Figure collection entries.
— Begin —

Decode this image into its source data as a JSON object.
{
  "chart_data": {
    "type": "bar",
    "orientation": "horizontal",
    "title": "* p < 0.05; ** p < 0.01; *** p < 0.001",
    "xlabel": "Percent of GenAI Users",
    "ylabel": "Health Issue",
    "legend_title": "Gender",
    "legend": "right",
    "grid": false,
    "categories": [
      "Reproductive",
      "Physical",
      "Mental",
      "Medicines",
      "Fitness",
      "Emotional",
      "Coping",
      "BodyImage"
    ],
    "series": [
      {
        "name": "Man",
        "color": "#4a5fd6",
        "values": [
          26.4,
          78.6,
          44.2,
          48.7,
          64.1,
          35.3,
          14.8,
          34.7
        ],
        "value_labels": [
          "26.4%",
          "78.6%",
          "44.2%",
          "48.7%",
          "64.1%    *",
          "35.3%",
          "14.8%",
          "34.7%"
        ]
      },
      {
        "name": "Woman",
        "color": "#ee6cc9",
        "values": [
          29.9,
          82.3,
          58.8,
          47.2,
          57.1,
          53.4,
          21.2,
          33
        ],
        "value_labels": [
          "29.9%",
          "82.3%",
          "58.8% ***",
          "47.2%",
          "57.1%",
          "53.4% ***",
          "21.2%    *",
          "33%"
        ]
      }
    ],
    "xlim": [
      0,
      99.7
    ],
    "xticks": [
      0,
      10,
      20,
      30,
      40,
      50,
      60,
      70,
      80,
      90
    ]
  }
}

— End —

Requirement. Word for word, restate all of the data shown above.

Finished task.
Decode this image into its source data as a JSON object.
{
  "chart_data": {
    "type": "bar",
    "orientation": "horizontal",
    "title": "* p < 0.05; ** p < 0.01; *** p < 0.001",
    "xlabel": "Percent of GenAI Users",
    "ylabel": "Health Issue",
    "legend_title": "Gender",
    "legend": "right",
    "grid": false,
    "categories": [
      "Reproductive",
      "Physical",
      "Mental",
      "Medicines",
      "Fitness",
      "Emotional",
      "Coping",
      "BodyImage"
    ],
    "series": [
      {
        "name": "Man",
        "color": "#4a5fd6",
        "values": [
          26.4,
          78.6,
          44.2,
          48.7,
          64.1,
          35.3,
          14.8,
          34.7
        ],
        "value_labels": [
          "26.4%",
          "78.6%",
          "44.2%",
          "48.7%",
          "64.1%    *",
          "35.3%",
          "14.8%",
          "34.7%"
        ]
      },
      {
        "name": "Woman",
        "color": "#ee6cc9",
        "values": [
          29.9,
          82.3,
          58.8,
          47.2,
          57.1,
          53.4,
          21.2,
          33
        ],
        "value_labels": [
          "29.9%",
          "82.3%",
          "58.8% ***",
          "47.2%",
          "57.1%",
          "53.4% ***",
          "21.2%    *",
          "33%"
        ]
      }
    ],
    "xlim": [
      0,
      99.7
    ],
    "xticks": [
      0,
      10,
      20,
      30,
      40,
      50,
      60,
      70,
      80,
      90
    ]
  }
}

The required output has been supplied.